Description of the task –
Extract, from the listing that follows, each line containing the word "Hounslow".

====

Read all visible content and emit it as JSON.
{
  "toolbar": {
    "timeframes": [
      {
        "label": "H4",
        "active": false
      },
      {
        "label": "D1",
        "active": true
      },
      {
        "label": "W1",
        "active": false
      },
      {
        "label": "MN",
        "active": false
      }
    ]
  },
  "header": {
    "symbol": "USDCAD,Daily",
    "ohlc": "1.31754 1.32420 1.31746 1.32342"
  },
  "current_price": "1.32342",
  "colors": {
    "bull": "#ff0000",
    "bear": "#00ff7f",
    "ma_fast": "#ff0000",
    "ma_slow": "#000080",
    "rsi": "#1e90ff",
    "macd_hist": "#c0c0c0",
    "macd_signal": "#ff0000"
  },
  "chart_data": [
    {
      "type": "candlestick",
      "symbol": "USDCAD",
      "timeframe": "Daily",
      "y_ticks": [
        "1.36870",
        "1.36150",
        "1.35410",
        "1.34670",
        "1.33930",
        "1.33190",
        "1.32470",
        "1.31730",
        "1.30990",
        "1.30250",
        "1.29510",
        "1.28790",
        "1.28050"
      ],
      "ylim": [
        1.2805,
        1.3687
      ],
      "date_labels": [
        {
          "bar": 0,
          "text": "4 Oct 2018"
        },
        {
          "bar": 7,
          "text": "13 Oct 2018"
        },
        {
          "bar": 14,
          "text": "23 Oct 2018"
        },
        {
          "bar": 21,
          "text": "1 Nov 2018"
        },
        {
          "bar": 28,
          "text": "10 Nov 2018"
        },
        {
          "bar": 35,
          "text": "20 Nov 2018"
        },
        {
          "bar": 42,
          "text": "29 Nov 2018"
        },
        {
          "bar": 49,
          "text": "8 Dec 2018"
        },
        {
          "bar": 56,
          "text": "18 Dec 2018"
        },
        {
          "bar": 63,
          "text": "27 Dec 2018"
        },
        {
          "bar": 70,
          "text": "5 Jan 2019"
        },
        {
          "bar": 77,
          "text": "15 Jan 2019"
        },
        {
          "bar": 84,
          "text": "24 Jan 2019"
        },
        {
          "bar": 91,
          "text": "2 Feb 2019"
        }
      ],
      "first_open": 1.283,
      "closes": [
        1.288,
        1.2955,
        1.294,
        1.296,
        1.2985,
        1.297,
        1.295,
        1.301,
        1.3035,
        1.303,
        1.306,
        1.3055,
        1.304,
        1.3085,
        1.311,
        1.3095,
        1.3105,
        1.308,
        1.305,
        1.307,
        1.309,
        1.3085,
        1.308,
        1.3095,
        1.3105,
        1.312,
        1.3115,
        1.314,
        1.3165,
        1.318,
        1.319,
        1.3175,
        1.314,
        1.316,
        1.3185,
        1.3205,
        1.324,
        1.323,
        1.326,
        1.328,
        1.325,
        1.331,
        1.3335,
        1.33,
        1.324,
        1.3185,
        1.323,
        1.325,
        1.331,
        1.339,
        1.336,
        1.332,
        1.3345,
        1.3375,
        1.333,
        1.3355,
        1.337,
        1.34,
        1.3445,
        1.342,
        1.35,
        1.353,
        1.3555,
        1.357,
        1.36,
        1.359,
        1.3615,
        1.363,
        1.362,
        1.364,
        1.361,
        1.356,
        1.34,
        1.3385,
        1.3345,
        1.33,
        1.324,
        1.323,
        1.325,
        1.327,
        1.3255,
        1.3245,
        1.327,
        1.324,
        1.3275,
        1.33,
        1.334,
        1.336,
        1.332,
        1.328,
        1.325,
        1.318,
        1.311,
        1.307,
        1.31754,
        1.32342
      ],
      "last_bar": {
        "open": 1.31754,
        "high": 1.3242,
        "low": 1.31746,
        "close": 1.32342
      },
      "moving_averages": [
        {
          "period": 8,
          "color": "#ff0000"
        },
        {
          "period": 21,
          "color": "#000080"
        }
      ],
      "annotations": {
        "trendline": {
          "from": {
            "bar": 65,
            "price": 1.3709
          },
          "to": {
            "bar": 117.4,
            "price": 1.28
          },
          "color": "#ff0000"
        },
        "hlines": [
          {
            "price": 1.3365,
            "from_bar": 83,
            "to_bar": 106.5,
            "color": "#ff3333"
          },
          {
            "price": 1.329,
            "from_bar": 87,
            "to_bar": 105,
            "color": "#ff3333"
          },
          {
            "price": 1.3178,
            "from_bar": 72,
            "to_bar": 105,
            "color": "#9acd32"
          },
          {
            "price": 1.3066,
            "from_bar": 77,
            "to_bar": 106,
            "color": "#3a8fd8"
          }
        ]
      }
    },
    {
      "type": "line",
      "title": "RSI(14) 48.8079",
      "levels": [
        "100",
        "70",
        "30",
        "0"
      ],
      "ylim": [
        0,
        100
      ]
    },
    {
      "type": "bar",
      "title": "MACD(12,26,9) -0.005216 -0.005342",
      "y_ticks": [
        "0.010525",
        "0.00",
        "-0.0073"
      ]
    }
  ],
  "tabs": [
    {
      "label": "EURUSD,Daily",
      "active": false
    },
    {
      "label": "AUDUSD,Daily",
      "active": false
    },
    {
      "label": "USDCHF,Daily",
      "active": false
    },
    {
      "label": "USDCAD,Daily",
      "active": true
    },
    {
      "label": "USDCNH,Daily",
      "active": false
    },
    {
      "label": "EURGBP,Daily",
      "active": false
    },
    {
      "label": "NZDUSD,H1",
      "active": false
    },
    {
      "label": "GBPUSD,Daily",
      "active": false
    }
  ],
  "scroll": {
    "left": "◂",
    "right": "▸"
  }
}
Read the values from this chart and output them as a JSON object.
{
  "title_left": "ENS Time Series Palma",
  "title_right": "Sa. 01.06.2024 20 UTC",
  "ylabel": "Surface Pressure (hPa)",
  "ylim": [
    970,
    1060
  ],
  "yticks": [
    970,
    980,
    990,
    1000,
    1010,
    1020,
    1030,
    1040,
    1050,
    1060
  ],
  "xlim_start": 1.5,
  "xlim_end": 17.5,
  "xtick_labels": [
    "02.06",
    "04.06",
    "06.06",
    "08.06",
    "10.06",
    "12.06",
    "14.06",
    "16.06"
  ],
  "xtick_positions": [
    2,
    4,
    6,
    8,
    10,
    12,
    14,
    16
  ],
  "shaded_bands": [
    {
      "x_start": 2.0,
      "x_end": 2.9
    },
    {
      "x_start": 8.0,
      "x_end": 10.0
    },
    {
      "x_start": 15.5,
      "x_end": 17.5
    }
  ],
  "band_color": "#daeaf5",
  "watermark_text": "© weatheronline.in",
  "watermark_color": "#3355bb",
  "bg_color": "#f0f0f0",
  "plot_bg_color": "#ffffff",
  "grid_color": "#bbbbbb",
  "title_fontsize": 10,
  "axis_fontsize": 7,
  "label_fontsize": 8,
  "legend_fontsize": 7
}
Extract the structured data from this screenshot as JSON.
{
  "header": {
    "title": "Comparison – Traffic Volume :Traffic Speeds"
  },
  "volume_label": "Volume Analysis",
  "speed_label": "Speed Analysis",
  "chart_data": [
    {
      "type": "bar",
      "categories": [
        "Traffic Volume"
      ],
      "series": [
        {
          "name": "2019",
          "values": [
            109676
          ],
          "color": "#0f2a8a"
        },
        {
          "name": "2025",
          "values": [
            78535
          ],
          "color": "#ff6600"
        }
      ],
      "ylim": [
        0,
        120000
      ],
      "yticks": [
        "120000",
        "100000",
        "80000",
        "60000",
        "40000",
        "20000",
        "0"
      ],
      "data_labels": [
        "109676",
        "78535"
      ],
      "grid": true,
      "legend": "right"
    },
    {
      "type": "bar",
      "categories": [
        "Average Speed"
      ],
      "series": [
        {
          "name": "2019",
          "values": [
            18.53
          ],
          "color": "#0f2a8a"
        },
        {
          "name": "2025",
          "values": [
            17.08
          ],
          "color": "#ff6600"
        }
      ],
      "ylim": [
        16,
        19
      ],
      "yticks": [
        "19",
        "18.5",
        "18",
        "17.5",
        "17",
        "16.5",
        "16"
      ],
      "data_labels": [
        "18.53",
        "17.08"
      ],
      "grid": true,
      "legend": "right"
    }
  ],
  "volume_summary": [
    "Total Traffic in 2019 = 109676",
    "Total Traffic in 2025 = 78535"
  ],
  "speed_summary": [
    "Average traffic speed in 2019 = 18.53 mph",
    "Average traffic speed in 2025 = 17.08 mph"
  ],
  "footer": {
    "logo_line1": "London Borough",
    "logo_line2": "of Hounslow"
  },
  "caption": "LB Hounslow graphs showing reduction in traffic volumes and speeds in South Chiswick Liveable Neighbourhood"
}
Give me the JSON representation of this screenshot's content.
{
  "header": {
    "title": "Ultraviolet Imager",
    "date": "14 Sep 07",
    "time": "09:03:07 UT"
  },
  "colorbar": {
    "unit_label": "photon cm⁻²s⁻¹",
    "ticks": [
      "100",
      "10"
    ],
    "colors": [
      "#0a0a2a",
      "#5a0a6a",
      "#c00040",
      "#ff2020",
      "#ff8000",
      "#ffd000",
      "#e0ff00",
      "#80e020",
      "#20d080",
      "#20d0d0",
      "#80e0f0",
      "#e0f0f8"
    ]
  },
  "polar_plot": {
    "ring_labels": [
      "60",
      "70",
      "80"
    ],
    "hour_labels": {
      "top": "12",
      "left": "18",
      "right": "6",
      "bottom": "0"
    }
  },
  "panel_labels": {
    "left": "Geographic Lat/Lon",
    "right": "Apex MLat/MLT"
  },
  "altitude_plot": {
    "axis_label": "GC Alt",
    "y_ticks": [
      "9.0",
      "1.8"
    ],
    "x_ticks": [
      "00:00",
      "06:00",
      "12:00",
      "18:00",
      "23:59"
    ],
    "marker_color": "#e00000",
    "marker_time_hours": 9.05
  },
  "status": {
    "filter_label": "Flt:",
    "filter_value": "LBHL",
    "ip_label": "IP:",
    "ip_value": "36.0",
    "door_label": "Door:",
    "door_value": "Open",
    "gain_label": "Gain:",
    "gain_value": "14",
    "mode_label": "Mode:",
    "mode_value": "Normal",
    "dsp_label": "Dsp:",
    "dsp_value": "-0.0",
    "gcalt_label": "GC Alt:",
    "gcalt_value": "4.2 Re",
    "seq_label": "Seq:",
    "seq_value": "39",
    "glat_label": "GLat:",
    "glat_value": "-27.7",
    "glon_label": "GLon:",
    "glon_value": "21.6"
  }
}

====

Output –
    "logo_line2": "of Hounslow"
  "caption": "LB Hounslow graphs showing reduction in traffic volumes and speeds in South Chiswick Liveable Neighbourhood"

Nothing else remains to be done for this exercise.